STATED TASK:
Without omitting anything, return the records precisely as given.

------------

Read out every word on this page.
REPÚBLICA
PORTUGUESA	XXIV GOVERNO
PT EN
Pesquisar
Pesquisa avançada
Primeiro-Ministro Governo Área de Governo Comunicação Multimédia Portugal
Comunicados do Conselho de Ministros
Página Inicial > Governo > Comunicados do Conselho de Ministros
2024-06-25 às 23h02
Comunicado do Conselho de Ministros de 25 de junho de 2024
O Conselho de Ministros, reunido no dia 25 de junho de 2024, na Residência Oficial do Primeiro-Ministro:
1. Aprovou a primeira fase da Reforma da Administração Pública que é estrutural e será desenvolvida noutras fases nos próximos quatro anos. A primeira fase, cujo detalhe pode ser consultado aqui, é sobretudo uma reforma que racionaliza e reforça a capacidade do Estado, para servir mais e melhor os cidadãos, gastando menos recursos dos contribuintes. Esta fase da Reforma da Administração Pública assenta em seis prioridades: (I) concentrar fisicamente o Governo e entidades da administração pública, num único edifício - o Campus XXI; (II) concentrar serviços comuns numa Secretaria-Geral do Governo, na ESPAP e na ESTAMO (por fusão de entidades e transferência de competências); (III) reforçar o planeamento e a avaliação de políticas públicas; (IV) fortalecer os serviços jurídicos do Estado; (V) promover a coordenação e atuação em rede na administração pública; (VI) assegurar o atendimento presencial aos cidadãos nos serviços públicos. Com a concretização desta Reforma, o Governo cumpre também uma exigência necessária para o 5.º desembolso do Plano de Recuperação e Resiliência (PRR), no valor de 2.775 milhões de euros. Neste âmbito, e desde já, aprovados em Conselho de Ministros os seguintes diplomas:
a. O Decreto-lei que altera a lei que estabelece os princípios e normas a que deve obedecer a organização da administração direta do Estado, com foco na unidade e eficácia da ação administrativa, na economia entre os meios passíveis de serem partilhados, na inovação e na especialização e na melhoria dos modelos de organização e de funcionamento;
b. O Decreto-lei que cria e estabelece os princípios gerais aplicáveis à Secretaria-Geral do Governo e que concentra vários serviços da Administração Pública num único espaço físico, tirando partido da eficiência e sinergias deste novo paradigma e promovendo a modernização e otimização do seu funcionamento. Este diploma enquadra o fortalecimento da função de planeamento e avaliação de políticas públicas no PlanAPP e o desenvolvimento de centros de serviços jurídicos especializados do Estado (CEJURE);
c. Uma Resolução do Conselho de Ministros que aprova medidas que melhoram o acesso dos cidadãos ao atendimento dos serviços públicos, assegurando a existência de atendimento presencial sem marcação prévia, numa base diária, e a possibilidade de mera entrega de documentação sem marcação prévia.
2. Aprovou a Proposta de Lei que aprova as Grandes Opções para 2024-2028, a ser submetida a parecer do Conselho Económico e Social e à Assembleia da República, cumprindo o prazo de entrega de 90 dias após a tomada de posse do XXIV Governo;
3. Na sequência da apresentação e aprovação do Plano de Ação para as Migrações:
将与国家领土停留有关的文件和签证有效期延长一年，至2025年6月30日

------------

FINISHED ANSWER:
Read out every word on this page.
REPÚBLICA
PORTUGUESA	XXIV GOVERNO
PT EN
Pesquisar
Pesquisa avançada
Primeiro-Ministro Governo Área de Governo Comunicação Multimédia Portugal
Comunicados do Conselho de Ministros
Página Inicial > Governo > Comunicados do Conselho de Ministros
2024-06-25 às 23h02
Comunicado do Conselho de Ministros de 25 de junho de 2024
O Conselho de Ministros, reunido no dia 25 de junho de 2024, na Residência Oficial do Primeiro-Ministro:
1. Aprovou a primeira fase da Reforma da Administração Pública que é estrutural e será desenvolvida noutras fases nos próximos quatro anos. A primeira fase, cujo detalhe pode ser consultado aqui, é sobretudo uma reforma que racionaliza e reforça a capacidade do Estado, para servir mais e melhor os cidadãos, gastando menos recursos dos contribuintes. Esta fase da Reforma da Administração Pública assenta em seis prioridades: (I) concentrar fisicamente o Governo e entidades da administração pública, num único edifício - o Campus XXI; (II) concentrar serviços comuns numa Secretaria-Geral do Governo, na ESPAP e na ESTAMO (por fusão de entidades e transferência de competências); (III) reforçar o planeamento e a avaliação de políticas públicas; (IV) fortalecer os serviços jurídicos do Estado; (V) promover a coordenação e atuação em rede na administração pública; (VI) assegurar o atendimento presencial aos cidadãos nos serviços públicos. Com a concretização desta Reforma, o Governo cumpre também uma exigência necessária para o 5.º desembolso do Plano de Recuperação e Resiliência (PRR), no valor de 2.775 milhões de euros. Neste âmbito, e desde já, aprovados em Conselho de Ministros os seguintes diplomas:
a. O Decreto-lei que altera a lei que estabelece os princípios e normas a que deve obedecer a organização da administração direta do Estado, com foco na unidade e eficácia da ação administrativa, na economia entre os meios passíveis de serem partilhados, na inovação e na especialização e na melhoria dos modelos de organização e de funcionamento;
b. O Decreto-lei que cria e estabelece os princípios gerais aplicáveis à Secretaria-Geral do Governo e que concentra vários serviços da Administração Pública num único espaço físico, tirando partido da eficiência e sinergias deste novo paradigma e promovendo a modernização e otimização do seu funcionamento. Este diploma enquadra o fortalecimento da função de planeamento e avaliação de políticas públicas no PlanAPP e o desenvolvimento de centros de serviços jurídicos especializados do Estado (CEJURE);
c. Uma Resolução do Conselho de Ministros que aprova medidas que melhoram o acesso dos cidadãos ao atendimento dos serviços públicos, assegurando a existência de atendimento presencial sem marcação prévia, numa base diária, e a possibilidade de mera entrega de documentação sem marcação prévia.
2. Aprovou a Proposta de Lei que aprova as Grandes Opções para 2024-2028, a ser submetida a parecer do Conselho Económico e Social e à Assembleia da República, cumprindo o prazo de entrega de 90 dias após a tomada de posse do XXIV Governo;
3. Na sequência da apresentação e aprovação do Plano de Ação para as Migrações:
将与国家领土停留有关的文件和签证有效期延长一年，至2025年6月30日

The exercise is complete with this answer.